(Short task) Check every line of the entries that follow, and copy the ones containing "price".

══ Dataset records

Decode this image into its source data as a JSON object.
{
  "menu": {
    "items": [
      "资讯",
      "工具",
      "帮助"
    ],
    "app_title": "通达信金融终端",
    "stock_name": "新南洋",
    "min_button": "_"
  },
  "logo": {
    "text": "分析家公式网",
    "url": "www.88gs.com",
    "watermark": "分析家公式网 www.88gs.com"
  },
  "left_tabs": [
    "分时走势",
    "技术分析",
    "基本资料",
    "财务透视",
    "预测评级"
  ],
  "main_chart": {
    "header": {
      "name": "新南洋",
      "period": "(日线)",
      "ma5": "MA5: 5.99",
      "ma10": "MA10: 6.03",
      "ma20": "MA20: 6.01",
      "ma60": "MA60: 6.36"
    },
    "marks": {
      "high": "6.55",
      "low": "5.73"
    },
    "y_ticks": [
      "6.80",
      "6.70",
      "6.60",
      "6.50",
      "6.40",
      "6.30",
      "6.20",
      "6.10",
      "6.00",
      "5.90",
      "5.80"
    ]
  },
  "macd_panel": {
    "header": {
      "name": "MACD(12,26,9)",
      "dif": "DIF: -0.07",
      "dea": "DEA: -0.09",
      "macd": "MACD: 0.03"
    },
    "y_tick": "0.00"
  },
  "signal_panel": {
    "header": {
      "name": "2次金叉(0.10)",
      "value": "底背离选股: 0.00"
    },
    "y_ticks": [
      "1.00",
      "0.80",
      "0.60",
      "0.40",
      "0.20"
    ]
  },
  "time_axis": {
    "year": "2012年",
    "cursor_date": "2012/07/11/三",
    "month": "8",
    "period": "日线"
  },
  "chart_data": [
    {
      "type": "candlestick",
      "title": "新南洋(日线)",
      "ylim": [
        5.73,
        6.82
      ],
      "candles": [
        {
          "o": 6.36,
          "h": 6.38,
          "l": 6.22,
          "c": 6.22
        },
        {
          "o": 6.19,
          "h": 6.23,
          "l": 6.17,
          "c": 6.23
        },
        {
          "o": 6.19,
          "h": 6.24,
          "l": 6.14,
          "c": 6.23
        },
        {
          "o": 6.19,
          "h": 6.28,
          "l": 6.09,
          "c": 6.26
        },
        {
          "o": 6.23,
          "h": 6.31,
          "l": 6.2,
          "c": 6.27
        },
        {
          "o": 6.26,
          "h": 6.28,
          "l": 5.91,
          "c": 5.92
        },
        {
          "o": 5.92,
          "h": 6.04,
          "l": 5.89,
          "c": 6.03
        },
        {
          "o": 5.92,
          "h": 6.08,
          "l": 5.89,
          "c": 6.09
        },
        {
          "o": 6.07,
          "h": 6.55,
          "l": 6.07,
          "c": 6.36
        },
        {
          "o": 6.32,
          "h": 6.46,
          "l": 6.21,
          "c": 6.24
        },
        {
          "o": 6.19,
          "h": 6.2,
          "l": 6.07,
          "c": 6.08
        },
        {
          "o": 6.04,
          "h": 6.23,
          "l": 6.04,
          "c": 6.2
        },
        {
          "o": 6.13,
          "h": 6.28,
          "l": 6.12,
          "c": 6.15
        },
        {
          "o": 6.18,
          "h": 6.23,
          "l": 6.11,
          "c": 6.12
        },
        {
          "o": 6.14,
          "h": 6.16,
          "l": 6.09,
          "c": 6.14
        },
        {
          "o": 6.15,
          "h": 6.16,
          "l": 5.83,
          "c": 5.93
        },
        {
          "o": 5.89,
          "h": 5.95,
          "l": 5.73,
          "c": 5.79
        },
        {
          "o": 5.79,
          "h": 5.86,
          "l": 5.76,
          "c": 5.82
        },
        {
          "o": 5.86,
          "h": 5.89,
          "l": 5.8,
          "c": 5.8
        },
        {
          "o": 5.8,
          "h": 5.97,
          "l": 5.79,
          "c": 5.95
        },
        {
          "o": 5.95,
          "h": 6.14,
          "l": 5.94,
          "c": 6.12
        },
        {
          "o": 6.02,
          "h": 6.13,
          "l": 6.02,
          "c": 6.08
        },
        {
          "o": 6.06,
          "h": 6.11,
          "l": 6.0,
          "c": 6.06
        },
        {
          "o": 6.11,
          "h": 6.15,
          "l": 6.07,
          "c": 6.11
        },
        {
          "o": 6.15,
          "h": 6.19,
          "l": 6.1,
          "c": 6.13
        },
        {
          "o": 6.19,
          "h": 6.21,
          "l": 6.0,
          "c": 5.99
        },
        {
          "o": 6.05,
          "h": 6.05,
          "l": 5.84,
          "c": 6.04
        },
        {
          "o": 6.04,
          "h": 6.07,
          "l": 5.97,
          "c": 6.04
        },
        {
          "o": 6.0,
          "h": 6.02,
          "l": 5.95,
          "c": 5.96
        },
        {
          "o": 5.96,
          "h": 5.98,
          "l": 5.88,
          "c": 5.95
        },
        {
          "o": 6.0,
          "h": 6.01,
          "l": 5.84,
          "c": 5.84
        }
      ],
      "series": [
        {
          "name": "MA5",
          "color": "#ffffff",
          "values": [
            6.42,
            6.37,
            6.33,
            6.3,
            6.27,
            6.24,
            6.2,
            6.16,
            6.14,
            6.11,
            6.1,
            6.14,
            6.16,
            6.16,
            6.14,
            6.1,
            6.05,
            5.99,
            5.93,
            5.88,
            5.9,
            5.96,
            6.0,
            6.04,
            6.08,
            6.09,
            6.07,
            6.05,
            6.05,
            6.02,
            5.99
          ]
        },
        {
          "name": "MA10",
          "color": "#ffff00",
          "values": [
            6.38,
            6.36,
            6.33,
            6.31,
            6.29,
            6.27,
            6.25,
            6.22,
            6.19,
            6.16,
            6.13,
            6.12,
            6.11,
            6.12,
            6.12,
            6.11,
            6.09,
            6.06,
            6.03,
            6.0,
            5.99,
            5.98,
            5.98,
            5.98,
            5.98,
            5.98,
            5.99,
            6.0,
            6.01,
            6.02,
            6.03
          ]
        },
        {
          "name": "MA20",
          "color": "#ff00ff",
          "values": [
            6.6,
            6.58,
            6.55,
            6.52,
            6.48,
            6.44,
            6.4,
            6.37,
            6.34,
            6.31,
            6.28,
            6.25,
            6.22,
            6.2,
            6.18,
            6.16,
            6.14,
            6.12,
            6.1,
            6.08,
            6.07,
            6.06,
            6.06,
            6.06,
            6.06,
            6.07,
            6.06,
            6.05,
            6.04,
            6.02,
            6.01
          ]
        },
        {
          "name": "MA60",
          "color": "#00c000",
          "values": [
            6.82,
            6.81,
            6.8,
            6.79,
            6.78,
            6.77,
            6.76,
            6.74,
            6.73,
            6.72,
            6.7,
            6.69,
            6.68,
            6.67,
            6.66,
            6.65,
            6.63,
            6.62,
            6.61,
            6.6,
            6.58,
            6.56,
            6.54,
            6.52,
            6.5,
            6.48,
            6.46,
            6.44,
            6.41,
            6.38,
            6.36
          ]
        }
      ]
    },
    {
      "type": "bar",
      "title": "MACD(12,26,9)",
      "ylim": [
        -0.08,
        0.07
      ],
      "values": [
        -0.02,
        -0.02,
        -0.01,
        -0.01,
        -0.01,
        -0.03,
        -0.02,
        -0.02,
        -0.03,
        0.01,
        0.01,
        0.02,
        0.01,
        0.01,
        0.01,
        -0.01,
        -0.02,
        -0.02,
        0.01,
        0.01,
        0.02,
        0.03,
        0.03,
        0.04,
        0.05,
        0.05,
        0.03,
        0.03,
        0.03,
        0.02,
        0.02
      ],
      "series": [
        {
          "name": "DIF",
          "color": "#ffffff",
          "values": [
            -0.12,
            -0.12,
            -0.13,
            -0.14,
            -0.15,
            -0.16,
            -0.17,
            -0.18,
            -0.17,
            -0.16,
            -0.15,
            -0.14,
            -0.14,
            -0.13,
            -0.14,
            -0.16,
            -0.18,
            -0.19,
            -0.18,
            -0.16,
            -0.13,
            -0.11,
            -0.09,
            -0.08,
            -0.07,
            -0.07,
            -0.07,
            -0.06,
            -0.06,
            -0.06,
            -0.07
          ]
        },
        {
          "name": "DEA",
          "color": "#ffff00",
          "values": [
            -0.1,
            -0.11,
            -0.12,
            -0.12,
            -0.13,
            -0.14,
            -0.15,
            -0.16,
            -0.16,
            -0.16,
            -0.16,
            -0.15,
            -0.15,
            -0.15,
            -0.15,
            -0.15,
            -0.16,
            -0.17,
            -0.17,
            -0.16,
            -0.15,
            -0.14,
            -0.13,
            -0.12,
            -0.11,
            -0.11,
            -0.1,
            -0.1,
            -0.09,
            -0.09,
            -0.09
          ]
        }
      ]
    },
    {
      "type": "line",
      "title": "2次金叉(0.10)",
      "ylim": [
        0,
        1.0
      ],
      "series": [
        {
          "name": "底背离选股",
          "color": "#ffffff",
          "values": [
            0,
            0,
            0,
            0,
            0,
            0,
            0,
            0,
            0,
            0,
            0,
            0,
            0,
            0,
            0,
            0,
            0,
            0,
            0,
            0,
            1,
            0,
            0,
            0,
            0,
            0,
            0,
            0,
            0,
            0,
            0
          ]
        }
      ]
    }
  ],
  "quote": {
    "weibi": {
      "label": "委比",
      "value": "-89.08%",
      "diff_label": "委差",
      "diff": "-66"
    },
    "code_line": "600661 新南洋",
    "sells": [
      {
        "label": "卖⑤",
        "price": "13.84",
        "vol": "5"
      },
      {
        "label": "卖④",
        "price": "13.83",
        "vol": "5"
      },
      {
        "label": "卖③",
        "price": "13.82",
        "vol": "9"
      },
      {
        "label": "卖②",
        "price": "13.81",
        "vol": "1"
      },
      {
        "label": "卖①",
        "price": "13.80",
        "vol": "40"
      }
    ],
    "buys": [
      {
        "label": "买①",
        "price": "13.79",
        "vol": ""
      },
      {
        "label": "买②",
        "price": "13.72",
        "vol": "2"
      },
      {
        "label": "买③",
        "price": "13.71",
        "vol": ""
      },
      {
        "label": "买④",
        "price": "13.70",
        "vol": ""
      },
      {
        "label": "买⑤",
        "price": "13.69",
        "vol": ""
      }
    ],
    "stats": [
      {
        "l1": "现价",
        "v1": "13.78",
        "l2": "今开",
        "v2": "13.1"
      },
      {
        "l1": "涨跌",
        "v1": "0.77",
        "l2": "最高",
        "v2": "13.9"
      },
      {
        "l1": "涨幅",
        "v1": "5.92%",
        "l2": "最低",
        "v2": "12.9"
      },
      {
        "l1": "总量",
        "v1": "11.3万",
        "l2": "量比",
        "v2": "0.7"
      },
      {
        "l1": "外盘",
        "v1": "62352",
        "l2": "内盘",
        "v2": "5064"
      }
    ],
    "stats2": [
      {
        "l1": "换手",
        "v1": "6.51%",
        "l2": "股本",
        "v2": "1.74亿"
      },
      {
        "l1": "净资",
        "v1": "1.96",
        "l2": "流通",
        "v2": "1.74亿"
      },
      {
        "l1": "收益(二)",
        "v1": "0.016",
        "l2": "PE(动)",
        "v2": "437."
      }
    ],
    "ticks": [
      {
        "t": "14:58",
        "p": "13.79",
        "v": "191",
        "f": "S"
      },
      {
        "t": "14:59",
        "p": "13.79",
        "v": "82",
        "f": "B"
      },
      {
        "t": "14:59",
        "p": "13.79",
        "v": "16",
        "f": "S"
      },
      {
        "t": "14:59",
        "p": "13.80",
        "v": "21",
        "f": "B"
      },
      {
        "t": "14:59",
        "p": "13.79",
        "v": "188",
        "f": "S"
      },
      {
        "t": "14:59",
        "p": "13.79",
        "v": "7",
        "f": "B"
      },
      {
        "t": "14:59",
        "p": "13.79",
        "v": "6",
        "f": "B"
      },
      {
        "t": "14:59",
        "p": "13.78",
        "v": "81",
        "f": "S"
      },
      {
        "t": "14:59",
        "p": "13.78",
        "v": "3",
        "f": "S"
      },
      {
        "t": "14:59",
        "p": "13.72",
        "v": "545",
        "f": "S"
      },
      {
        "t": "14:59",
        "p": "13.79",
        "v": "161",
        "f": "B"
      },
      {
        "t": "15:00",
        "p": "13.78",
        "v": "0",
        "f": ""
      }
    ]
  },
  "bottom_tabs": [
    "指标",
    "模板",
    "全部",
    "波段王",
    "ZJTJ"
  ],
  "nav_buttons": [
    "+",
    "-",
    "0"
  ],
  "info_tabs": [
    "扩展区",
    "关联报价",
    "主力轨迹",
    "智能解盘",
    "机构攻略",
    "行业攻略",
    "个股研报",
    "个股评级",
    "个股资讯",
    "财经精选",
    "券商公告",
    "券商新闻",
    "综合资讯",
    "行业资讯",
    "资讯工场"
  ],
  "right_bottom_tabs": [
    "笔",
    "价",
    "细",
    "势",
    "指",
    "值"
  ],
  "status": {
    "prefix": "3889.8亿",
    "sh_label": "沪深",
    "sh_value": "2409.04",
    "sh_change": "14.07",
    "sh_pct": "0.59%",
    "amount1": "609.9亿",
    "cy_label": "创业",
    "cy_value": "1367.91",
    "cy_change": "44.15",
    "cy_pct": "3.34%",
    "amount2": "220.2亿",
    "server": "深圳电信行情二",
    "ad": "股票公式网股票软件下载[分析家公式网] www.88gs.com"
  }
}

════

(Solved exercise)
        "price": "13.84",
        "price": "13.83",
        "price": "13.82",
        "price": "13.81",
        "price": "13.80",
        "price": "13.79",
        "price": "13.72",
        "price": "13.71",
        "price": "13.70",
        "price": "13.69",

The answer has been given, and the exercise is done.